* _Task directions_:
Without the pictures, can you quote each line below exactly?
** Begin The input **
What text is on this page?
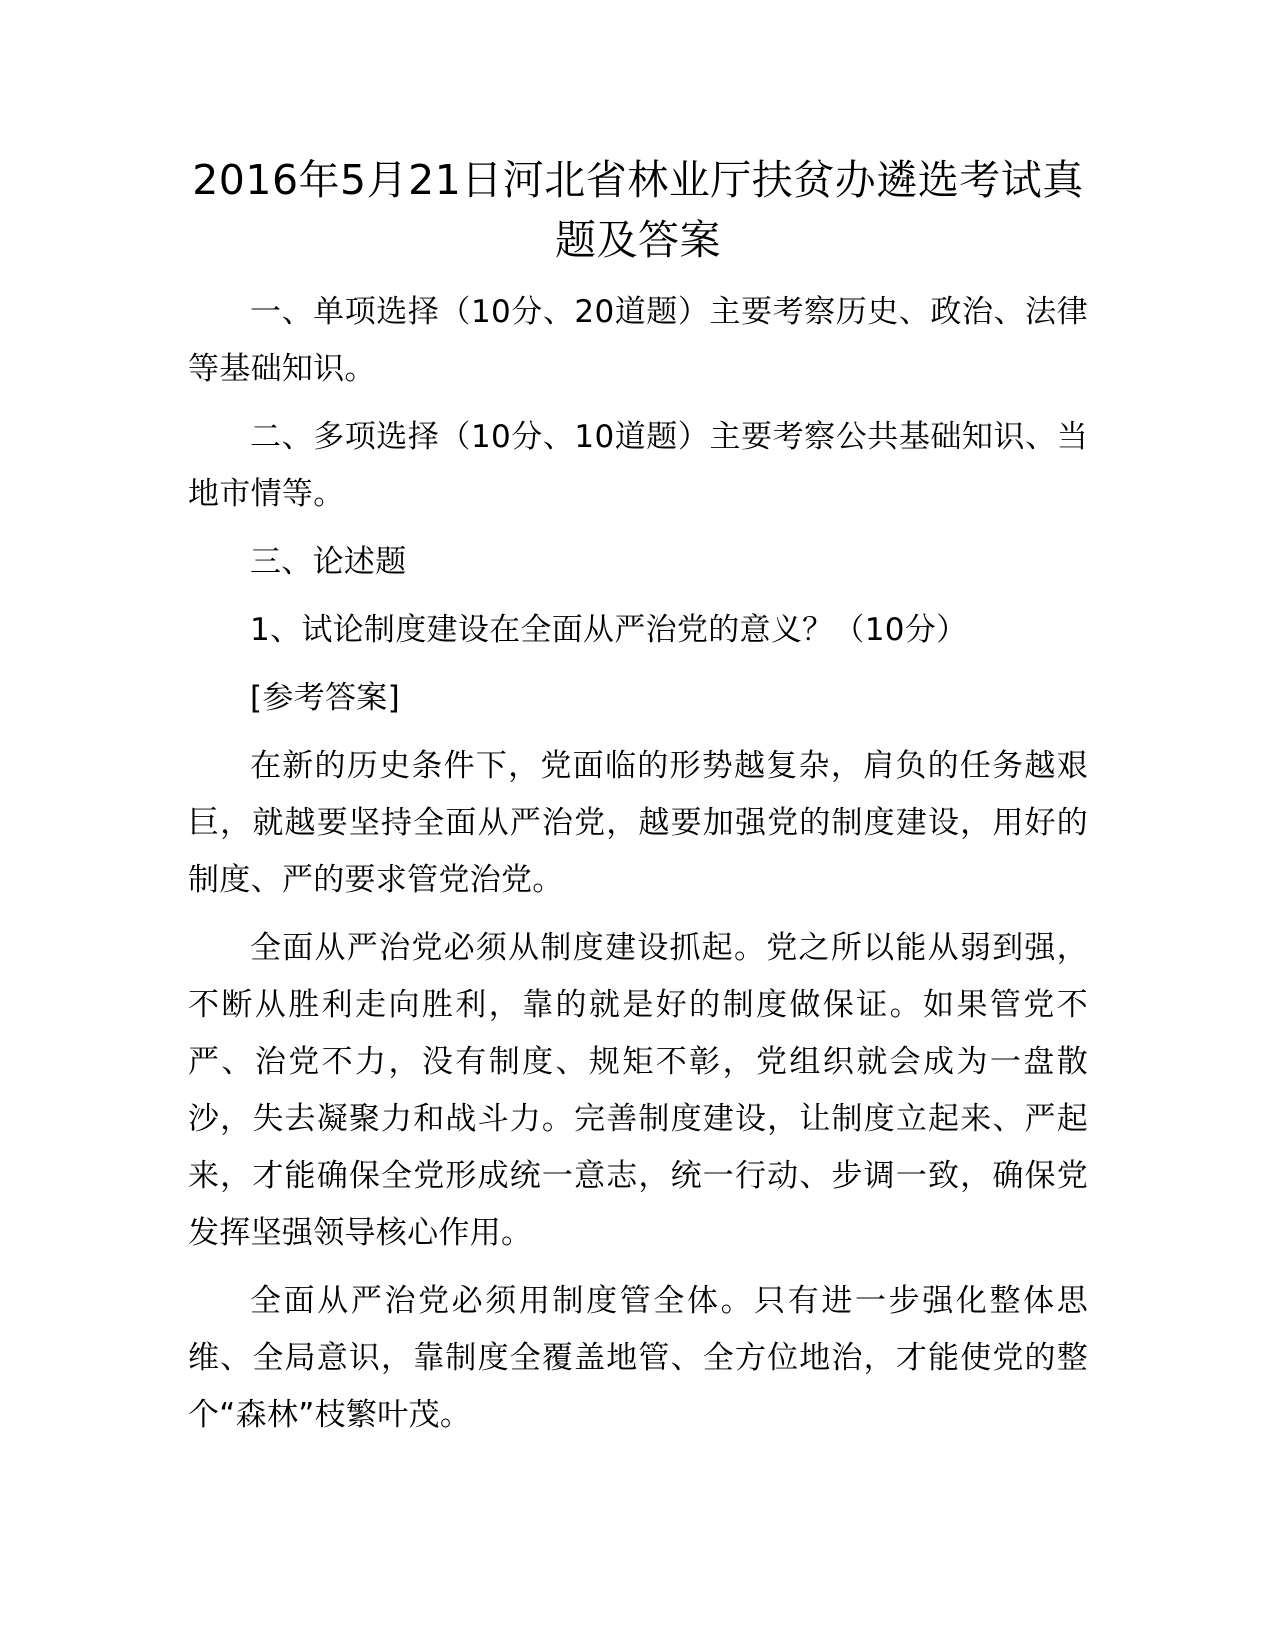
2016年5月21日河北省林业厅扶贫办遴选考试真题及答案

一、单项选择（10分、20道题）主要考察历史、政治、法律等基础知识。

二、多项选择（10分、10道题）主要考察公共基础知识、当地市情等。

三、论述题

1、试论制度建设在全面从严治党的意义？（10分）

[参考答案]

在新的历史条件下，党面临的形势越复杂，肩负的任务越艰巨，就越要坚持全面从严治党，越要加强党的制度建设，用好的制度、严的要求管党治党。

全面从严治党必须从制度建设抓起。党之所以能从弱到强，不断从胜利走向胜利，靠的就是好的制度做保证。如果管党不严、治党不力，没有制度、规矩不彰，党组织就会成为一盘散沙，失去凝聚力和战斗力。完善制度建设，让制度立起来、严起来，才能确保全党形成统一意志，统一行动、步调一致，确保党发挥坚强领导核心作用。

全面从严治党必须用制度管全体。只有进一步强化整体思维、全局意识，靠制度全覆盖地管、全方位地治，才能使党的整个“森林”枝繁叶茂。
** End The input **
* _Correct response_:
What text is on this page?
2016年5月21日河北省林业厅扶贫办遴选考试真题及答案

一、单项选择（10分、20道题）主要考察历史、政治、法律等基础知识。

二、多项选择（10分、10道题）主要考察公共基础知识、当地市情等。

三、论述题

1、试论制度建设在全面从严治党的意义？（10分）

[参考答案]

在新的历史条件下，党面临的形势越复杂，肩负的任务越艰巨，就越要坚持全面从严治党，越要加强党的制度建设，用好的制度、严的要求管党治党。

全面从严治党必须从制度建设抓起。党之所以能从弱到强，不断从胜利走向胜利，靠的就是好的制度做保证。如果管党不严、治党不力，没有制度、规矩不彰，党组织就会成为一盘散沙，失去凝聚力和战斗力。完善制度建设，让制度立起来、严起来，才能确保全党形成统一意志，统一行动、步调一致，确保党发挥坚强领导核心作用。

全面从严治党必须用制度管全体。只有进一步强化整体思维、全局意识，靠制度全覆盖地管、全方位地治，才能使党的整个“森林”枝繁叶茂。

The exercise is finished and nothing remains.